* Begin Dataset rows *

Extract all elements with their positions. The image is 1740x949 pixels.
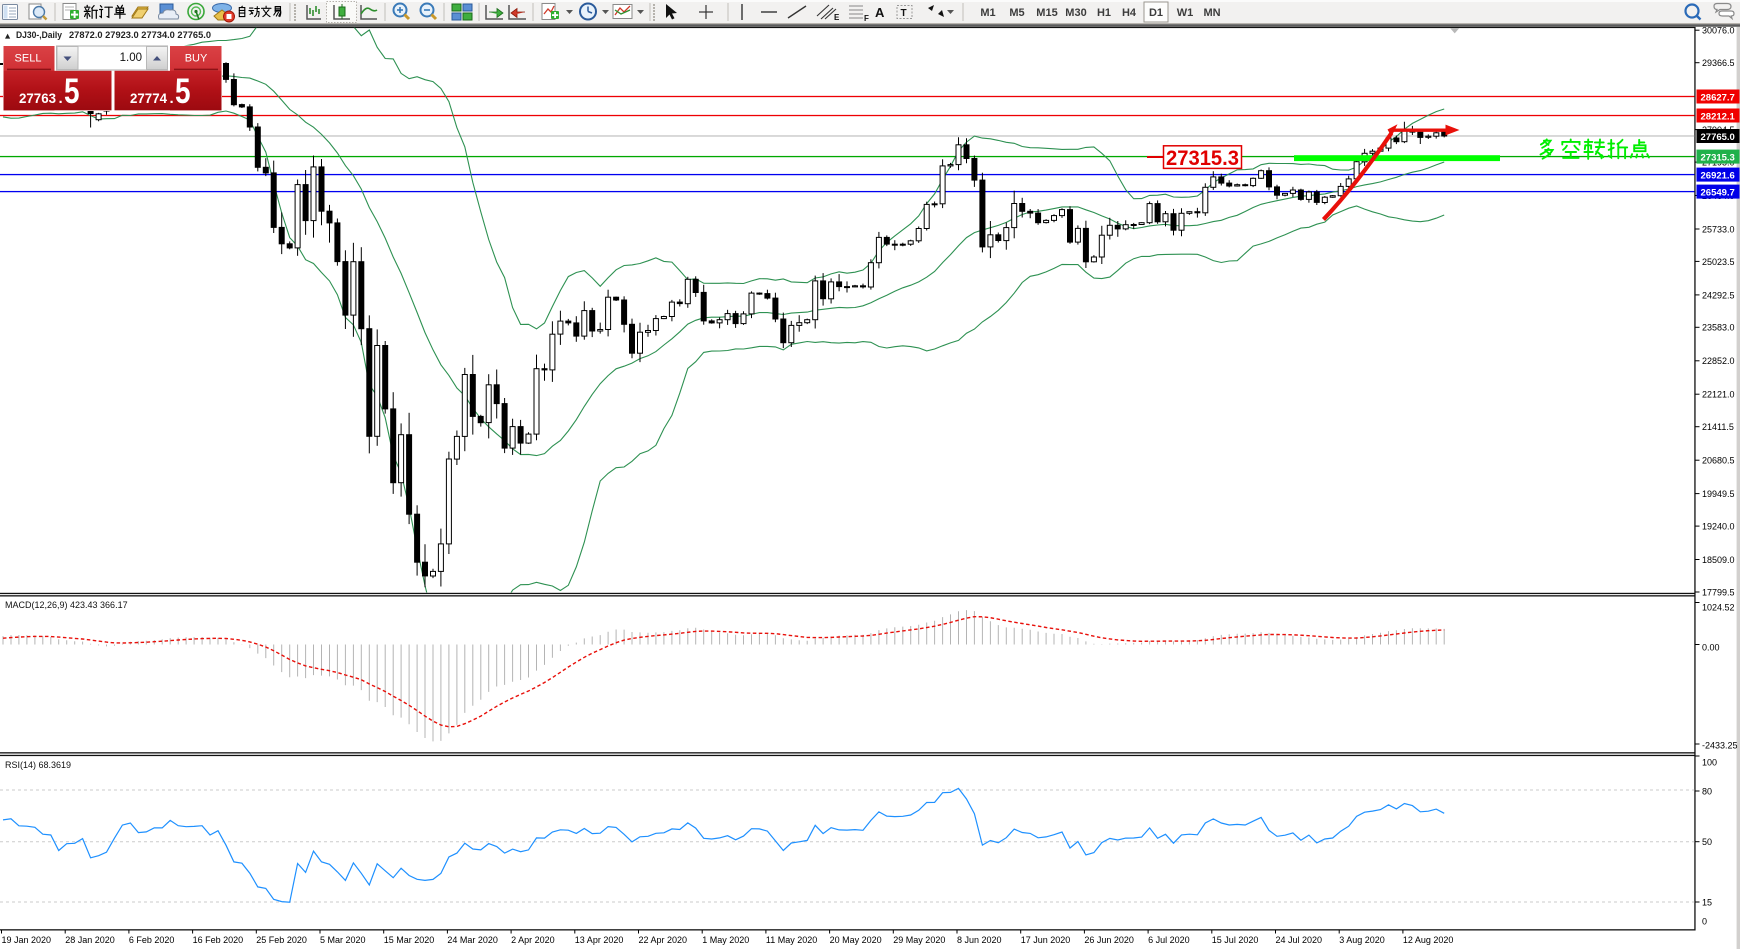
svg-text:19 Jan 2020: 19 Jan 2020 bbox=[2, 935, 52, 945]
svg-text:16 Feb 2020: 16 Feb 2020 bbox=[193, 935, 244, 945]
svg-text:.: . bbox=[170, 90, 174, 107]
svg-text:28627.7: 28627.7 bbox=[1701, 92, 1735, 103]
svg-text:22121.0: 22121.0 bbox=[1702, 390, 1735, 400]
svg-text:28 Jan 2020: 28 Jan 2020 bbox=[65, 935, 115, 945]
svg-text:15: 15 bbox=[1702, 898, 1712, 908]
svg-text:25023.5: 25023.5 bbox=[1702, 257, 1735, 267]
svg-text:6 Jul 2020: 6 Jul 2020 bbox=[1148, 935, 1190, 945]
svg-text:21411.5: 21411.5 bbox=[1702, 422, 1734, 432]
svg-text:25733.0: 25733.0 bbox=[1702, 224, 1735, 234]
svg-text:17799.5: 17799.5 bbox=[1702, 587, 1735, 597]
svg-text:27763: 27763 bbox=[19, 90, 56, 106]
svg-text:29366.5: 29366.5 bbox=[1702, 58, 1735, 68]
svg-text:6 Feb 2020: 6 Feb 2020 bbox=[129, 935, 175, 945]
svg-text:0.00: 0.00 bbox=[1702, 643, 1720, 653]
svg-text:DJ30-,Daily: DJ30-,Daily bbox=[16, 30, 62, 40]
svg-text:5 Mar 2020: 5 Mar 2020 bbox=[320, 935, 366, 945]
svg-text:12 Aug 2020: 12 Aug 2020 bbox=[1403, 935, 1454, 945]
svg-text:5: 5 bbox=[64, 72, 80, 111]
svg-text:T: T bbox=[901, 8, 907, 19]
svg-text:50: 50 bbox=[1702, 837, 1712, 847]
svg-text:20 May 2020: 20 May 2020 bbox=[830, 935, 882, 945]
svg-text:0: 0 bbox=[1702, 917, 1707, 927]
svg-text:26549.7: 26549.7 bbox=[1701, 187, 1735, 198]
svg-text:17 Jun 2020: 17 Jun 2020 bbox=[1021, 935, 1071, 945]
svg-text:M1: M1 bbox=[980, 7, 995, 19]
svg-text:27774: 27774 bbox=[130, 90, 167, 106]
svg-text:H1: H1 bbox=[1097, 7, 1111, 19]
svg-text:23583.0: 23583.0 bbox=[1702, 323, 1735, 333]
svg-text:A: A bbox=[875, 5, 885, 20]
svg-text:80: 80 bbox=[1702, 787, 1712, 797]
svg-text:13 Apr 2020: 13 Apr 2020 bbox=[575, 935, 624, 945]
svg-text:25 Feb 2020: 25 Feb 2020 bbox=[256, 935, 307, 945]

* End Dataset rows *

Exercise requirements: Please locate each line of the material that holds the word "positions", and copy those lines out in full.

Answer to the exercise:
Extract all elements with their positions. The image is 1740x949 pixels.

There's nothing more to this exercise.